EXERCISE PROMPT >>
Pull out every line with the word "text".

LISTED RECORDS >>

--- START ---

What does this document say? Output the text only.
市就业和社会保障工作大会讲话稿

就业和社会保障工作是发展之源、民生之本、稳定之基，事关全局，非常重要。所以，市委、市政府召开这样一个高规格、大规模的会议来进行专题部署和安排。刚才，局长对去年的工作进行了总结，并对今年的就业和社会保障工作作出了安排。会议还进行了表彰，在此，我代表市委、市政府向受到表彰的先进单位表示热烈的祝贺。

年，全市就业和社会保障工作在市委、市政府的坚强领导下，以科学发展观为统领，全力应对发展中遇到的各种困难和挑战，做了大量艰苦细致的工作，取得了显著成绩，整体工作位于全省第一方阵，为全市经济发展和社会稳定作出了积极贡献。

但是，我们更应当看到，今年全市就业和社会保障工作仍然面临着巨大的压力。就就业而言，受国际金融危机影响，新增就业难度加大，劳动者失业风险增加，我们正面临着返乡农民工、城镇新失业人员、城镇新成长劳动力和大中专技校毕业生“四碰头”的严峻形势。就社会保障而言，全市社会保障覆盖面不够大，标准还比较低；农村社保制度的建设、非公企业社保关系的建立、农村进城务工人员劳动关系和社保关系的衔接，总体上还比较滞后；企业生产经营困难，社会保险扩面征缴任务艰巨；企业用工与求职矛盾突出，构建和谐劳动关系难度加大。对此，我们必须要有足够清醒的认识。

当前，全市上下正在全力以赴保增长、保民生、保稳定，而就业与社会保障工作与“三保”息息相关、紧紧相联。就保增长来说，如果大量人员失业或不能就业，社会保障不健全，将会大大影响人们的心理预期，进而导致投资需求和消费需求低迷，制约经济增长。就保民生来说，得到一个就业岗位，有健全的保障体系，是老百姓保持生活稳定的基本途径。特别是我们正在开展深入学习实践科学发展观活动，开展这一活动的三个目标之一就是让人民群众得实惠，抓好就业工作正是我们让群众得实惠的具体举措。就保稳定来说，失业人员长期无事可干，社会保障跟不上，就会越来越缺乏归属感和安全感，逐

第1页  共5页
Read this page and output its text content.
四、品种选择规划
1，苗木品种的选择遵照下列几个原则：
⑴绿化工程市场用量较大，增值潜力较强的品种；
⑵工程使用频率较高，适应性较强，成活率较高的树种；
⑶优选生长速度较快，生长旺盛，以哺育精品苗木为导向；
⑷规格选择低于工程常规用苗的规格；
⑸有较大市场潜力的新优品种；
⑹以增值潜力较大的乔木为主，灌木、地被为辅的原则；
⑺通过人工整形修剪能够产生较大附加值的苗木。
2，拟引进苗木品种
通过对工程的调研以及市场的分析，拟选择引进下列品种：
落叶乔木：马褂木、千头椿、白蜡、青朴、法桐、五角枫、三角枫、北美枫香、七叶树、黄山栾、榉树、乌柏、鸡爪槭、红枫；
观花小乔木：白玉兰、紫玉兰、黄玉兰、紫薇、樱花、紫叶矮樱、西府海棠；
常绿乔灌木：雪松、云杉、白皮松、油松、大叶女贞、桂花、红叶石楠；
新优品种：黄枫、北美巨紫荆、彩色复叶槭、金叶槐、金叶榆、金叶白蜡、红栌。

--- END ---

FINISHED EXERCISE >>
What does this document say? Output the text only.
Read this page and output its text content.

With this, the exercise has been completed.